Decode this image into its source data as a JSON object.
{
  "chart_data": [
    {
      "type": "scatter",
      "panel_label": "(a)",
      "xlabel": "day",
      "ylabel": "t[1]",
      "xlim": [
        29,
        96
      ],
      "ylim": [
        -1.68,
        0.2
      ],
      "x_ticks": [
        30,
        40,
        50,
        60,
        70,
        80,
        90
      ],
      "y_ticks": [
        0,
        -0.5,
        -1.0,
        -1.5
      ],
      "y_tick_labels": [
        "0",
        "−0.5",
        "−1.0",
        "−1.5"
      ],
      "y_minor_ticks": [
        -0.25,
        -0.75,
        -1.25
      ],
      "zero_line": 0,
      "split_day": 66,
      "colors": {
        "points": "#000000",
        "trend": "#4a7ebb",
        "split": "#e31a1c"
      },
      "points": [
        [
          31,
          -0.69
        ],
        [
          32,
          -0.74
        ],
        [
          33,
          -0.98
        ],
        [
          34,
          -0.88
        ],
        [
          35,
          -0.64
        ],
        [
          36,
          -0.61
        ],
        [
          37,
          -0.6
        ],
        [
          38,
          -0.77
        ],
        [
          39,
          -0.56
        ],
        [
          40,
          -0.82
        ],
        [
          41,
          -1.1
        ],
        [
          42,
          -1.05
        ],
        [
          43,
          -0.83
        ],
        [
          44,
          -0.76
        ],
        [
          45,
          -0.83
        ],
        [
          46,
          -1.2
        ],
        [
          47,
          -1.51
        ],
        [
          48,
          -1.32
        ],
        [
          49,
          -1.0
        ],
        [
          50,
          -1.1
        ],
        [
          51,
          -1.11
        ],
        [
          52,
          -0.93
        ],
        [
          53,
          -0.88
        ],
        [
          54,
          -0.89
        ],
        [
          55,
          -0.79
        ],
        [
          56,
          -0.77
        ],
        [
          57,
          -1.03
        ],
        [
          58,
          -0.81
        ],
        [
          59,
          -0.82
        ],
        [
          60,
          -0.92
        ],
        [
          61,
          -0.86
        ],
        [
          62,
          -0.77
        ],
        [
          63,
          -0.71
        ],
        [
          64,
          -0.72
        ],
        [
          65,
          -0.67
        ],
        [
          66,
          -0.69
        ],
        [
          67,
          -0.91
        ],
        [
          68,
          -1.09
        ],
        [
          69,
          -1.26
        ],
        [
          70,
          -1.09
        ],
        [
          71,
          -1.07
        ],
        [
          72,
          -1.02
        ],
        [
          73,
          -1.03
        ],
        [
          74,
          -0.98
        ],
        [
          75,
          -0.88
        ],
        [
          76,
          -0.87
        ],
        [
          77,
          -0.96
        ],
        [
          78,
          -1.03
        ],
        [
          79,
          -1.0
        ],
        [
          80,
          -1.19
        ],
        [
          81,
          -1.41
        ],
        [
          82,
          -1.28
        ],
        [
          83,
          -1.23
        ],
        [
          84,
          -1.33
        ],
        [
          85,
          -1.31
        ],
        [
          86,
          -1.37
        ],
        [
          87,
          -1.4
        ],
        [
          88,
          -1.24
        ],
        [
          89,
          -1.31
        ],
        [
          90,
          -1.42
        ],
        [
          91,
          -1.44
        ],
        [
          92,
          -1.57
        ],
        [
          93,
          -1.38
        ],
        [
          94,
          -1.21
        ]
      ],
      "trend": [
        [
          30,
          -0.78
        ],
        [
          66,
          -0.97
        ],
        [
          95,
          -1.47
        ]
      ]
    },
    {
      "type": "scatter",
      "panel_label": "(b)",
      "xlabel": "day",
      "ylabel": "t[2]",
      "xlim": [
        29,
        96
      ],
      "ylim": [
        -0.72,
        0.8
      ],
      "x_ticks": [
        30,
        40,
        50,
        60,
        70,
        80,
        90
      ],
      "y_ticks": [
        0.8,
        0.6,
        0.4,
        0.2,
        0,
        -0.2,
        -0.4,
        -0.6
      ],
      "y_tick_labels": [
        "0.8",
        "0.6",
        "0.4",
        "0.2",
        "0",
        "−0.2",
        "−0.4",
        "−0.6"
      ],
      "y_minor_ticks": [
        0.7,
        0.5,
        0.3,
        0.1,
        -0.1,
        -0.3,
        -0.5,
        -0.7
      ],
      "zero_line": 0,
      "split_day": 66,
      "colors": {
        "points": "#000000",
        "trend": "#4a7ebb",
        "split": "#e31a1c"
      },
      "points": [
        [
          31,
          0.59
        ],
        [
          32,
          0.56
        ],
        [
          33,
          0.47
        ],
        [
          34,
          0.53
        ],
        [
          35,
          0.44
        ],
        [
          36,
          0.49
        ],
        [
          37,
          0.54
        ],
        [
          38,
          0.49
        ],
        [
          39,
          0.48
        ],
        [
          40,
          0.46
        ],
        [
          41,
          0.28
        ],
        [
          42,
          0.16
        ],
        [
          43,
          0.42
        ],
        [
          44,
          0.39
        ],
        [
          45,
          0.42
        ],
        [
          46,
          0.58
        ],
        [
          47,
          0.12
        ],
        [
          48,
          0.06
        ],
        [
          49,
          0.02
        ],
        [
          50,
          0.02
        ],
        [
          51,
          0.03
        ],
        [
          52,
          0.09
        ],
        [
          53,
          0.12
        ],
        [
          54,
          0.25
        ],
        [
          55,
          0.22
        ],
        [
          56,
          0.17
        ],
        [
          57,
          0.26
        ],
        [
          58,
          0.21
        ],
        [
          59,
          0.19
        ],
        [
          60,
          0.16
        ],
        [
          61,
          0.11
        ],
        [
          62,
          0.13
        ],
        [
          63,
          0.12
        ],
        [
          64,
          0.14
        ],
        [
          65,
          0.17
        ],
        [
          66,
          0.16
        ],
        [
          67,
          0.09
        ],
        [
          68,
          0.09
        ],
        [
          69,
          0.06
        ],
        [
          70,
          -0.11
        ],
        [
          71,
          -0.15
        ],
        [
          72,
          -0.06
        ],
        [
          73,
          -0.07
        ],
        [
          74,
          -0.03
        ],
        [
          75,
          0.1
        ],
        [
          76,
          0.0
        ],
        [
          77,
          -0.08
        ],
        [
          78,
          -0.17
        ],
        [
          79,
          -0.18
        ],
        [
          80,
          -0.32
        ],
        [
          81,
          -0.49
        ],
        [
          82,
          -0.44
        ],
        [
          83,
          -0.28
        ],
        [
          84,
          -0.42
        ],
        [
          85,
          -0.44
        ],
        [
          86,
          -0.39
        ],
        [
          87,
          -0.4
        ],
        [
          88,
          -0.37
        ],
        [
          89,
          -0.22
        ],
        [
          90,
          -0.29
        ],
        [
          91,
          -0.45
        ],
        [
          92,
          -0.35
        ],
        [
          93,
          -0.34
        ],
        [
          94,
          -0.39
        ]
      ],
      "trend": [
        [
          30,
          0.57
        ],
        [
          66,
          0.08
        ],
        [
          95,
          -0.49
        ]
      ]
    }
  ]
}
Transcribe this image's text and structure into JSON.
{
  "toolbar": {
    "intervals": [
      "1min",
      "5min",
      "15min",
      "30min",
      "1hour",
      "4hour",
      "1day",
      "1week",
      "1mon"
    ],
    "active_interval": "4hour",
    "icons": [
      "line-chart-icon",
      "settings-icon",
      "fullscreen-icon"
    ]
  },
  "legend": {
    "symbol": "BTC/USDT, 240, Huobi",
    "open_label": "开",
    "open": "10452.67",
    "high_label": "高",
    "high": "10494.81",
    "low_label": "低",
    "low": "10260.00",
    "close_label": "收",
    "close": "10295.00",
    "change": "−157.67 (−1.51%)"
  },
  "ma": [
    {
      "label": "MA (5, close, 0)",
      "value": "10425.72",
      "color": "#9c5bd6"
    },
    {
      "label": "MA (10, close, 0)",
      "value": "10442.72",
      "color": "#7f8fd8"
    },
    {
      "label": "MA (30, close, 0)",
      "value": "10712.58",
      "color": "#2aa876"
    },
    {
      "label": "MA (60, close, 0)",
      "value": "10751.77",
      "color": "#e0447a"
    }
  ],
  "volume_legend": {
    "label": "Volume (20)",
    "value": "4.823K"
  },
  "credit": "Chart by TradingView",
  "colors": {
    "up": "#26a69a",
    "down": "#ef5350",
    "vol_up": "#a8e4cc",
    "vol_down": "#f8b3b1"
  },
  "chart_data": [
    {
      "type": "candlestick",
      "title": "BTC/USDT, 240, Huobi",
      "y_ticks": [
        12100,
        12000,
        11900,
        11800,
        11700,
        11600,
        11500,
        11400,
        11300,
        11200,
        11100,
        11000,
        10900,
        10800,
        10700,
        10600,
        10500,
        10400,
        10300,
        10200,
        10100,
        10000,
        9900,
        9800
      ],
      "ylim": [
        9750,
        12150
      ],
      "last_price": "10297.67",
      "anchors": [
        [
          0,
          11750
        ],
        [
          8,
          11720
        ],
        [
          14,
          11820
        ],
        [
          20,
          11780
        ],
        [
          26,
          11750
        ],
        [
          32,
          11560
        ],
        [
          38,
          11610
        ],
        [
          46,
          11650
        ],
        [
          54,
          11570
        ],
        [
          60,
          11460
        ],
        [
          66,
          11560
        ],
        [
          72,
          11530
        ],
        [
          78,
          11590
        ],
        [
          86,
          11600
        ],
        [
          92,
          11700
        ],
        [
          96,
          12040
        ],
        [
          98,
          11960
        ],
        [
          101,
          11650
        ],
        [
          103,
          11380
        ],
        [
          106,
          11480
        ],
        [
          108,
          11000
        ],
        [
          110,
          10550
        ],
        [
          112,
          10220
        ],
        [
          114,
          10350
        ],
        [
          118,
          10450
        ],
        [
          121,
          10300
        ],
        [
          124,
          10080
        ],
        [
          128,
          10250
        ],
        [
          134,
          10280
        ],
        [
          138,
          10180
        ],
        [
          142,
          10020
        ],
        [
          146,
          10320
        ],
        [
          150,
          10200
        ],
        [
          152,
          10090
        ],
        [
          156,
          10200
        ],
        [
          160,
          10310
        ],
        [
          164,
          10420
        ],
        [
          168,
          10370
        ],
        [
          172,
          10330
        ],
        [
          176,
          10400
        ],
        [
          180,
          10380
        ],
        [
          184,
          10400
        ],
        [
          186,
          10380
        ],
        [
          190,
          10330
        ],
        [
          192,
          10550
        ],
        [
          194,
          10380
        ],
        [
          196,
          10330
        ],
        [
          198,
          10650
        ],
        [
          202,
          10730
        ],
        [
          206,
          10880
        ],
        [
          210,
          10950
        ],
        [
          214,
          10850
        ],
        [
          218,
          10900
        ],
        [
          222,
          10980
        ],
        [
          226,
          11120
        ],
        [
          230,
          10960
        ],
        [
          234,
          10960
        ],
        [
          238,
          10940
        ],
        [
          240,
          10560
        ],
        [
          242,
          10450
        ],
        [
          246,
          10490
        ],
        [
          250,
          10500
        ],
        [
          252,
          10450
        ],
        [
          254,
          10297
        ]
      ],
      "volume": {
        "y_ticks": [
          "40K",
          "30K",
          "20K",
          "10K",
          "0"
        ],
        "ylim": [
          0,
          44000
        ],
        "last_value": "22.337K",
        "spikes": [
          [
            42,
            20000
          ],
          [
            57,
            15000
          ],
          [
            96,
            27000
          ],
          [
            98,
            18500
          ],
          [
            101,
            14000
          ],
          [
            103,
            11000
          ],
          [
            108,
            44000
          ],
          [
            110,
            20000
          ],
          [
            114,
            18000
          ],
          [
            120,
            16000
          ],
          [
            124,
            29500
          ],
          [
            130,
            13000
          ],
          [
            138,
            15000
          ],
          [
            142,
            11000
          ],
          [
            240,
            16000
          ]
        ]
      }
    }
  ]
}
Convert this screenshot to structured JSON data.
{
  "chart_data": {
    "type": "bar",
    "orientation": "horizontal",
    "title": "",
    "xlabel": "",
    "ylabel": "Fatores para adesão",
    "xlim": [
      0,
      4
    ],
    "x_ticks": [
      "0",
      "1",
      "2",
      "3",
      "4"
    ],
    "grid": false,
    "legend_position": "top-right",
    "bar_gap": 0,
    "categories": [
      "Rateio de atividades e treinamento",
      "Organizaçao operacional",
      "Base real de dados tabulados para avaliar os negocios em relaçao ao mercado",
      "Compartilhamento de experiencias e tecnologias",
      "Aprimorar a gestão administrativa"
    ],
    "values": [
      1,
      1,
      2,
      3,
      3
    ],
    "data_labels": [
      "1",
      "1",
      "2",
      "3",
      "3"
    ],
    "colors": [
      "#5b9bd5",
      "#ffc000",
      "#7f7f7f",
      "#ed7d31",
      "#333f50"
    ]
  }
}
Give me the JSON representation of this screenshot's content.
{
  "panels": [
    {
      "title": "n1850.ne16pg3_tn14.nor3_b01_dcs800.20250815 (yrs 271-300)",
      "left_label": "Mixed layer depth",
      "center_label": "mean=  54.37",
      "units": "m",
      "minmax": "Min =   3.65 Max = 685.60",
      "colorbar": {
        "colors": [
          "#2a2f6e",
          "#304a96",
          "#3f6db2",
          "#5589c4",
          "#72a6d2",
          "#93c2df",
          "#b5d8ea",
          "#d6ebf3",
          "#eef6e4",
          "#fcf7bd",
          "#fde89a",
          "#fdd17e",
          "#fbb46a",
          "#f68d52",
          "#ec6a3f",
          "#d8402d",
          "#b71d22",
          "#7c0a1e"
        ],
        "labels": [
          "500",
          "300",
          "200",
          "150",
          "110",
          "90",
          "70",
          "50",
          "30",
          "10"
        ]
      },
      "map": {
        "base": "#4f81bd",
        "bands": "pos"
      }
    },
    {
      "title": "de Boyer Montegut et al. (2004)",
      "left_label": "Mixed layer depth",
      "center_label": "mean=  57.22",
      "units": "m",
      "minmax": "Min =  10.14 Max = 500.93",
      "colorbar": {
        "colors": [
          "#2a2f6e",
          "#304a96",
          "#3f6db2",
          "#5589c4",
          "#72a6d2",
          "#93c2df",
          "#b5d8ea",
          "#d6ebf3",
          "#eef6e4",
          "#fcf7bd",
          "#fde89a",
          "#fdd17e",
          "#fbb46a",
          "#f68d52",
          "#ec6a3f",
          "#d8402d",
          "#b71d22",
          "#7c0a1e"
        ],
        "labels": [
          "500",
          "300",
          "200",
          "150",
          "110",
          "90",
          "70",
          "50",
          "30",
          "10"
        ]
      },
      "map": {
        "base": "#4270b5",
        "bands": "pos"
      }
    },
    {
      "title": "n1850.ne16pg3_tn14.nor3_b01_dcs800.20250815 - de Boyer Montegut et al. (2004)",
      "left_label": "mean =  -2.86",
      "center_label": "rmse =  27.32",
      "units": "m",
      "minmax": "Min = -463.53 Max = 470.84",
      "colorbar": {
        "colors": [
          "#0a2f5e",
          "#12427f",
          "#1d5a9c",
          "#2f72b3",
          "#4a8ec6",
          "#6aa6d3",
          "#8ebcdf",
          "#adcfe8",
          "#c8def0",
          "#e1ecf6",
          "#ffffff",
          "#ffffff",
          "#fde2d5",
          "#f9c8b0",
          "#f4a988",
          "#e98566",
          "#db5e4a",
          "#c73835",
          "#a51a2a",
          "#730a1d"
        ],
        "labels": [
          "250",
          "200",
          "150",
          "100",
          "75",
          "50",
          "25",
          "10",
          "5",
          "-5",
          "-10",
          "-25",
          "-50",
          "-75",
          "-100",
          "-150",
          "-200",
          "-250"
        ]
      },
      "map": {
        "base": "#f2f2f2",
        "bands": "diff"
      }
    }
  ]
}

=-=-=-=-=

WRITTEN REQUEST:
Your task is to list each line of the records with the word "JSON".

WRITTEN SOLUTION:
Decode this image into its source data as a JSON object.
Transcribe this image's text and structure into JSON.
Convert this screenshot to structured JSON data.
Give me the JSON representation of this screenshot's content.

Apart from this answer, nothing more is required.